WHAT IS EXPECTED: Transcribe the listing verbatim. Do not carry over any pictures.

** begin **

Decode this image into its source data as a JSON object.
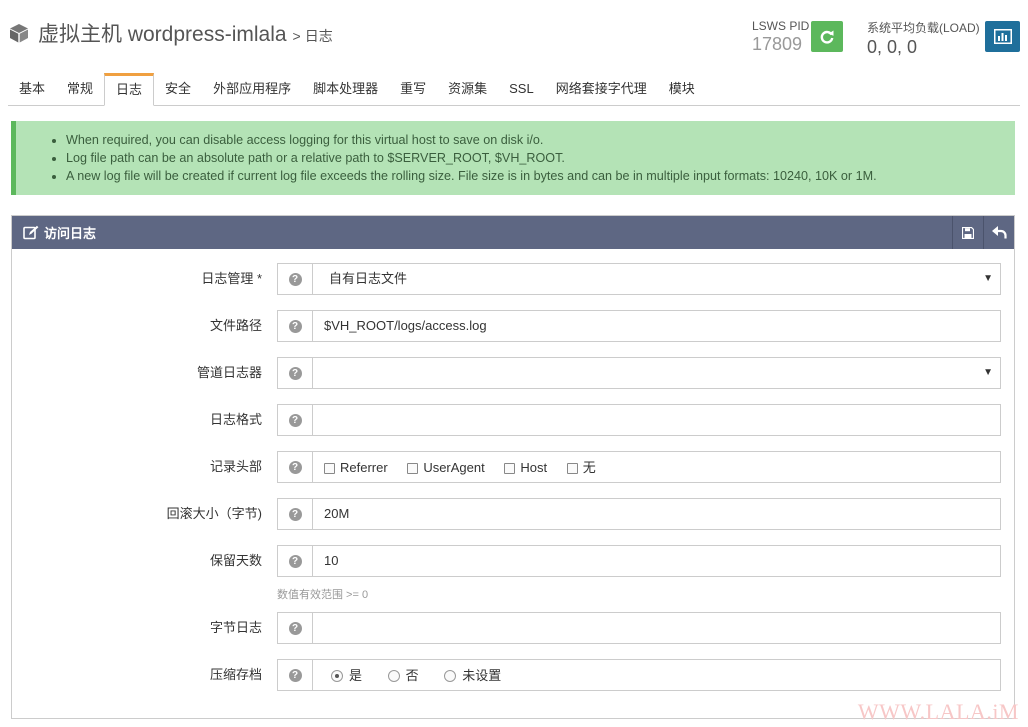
{
  "header": {
    "title": "虚拟主机 wordpress-imlala",
    "separator": ">",
    "subtitle": "日志",
    "pid_label": "LSWS PID",
    "pid_value": "17809",
    "load_label": "系统平均负载(LOAD)",
    "load_value": "0, 0, 0"
  },
  "tabs": [
    "基本",
    "常规",
    "日志",
    "安全",
    "外部应用程序",
    "脚本处理器",
    "重写",
    "资源集",
    "SSL",
    "网络套接字代理",
    "模块"
  ],
  "active_tab": "日志",
  "alert": {
    "items": [
      "When required, you can disable access logging for this virtual host to save on disk i/o.",
      "Log file path can be an absolute path or a relative path to $SERVER_ROOT, $VH_ROOT.",
      "A new log file will be created if current log file exceeds the rolling size. File size is in bytes and can be in multiple input formats: 10240, 10K or 1M."
    ]
  },
  "panel": {
    "title": "访问日志",
    "fields": {
      "log_management": {
        "label": "日志管理 *",
        "value": "自有日志文件"
      },
      "file_path": {
        "label": "文件路径",
        "value": "$VH_ROOT/logs/access.log"
      },
      "piped_logger": {
        "label": "管道日志器",
        "value": ""
      },
      "log_format": {
        "label": "日志格式",
        "value": ""
      },
      "log_headers": {
        "label": "记录头部",
        "options": [
          "Referrer",
          "UserAgent",
          "Host",
          "无"
        ]
      },
      "rolling_size": {
        "label": "回滚大小（字节)",
        "value": "20M"
      },
      "keep_days": {
        "label": "保留天数",
        "value": "10",
        "hint": "数值有效范围 >= 0"
      },
      "bytes_log": {
        "label": "字节日志",
        "value": ""
      },
      "compress_archive": {
        "label": "压缩存档",
        "options": [
          "是",
          "否",
          "未设置"
        ],
        "selected": "是"
      }
    }
  },
  "watermark": "WWW.LALA.iM",
  "colors": {
    "restart_button": "#5cb85c",
    "stats_button": "#1f6f9b",
    "panel_header": "#5e6783",
    "alert_bg": "#b4e3b6",
    "active_tab_accent": "#f0a040"
  },
  "icons": {
    "title": "cube-icon",
    "restart": "refresh-icon",
    "stats": "bar-chart-icon",
    "panel": "edit-icon",
    "save": "save-icon",
    "back": "undo-icon",
    "help": "question-circle-icon"
  }
}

** end **

THE COMPLETED TASK:
Decode this image into its source data as a JSON object.
{
  "header": {
    "title": "虚拟主机 wordpress-imlala",
    "separator": ">",
    "subtitle": "日志",
    "pid_label": "LSWS PID",
    "pid_value": "17809",
    "load_label": "系统平均负载(LOAD)",
    "load_value": "0, 0, 0"
  },
  "tabs": [
    "基本",
    "常规",
    "日志",
    "安全",
    "外部应用程序",
    "脚本处理器",
    "重写",
    "资源集",
    "SSL",
    "网络套接字代理",
    "模块"
  ],
  "active_tab": "日志",
  "alert": {
    "items": [
      "When required, you can disable access logging for this virtual host to save on disk i/o.",
      "Log file path can be an absolute path or a relative path to $SERVER_ROOT, $VH_ROOT.",
      "A new log file will be created if current log file exceeds the rolling size. File size is in bytes and can be in multiple input formats: 10240, 10K or 1M."
    ]
  },
  "panel": {
    "title": "访问日志",
    "fields": {
      "log_management": {
        "label": "日志管理 *",
        "value": "自有日志文件"
      },
      "file_path": {
        "label": "文件路径",
        "value": "$VH_ROOT/logs/access.log"
      },
      "piped_logger": {
        "label": "管道日志器",
        "value": ""
      },
      "log_format": {
        "label": "日志格式",
        "value": ""
      },
      "log_headers": {
        "label": "记录头部",
        "options": [
          "Referrer",
          "UserAgent",
          "Host",
          "无"
        ]
      },
      "rolling_size": {
        "label": "回滚大小（字节)",
        "value": "20M"
      },
      "keep_days": {
        "label": "保留天数",
        "value": "10",
        "hint": "数值有效范围 >= 0"
      },
      "bytes_log": {
        "label": "字节日志",
        "value": ""
      },
      "compress_archive": {
        "label": "压缩存档",
        "options": [
          "是",
          "否",
          "未设置"
        ],
        "selected": "是"
      }
    }
  },
  "watermark": "WWW.LALA.iM",
  "colors": {
    "restart_button": "#5cb85c",
    "stats_button": "#1f6f9b",
    "panel_header": "#5e6783",
    "alert_bg": "#b4e3b6",
    "active_tab_accent": "#f0a040"
  },
  "icons": {
    "title": "cube-icon",
    "restart": "refresh-icon",
    "stats": "bar-chart-icon",
    "panel": "edit-icon",
    "save": "save-icon",
    "back": "undo-icon",
    "help": "question-circle-icon"
  }
}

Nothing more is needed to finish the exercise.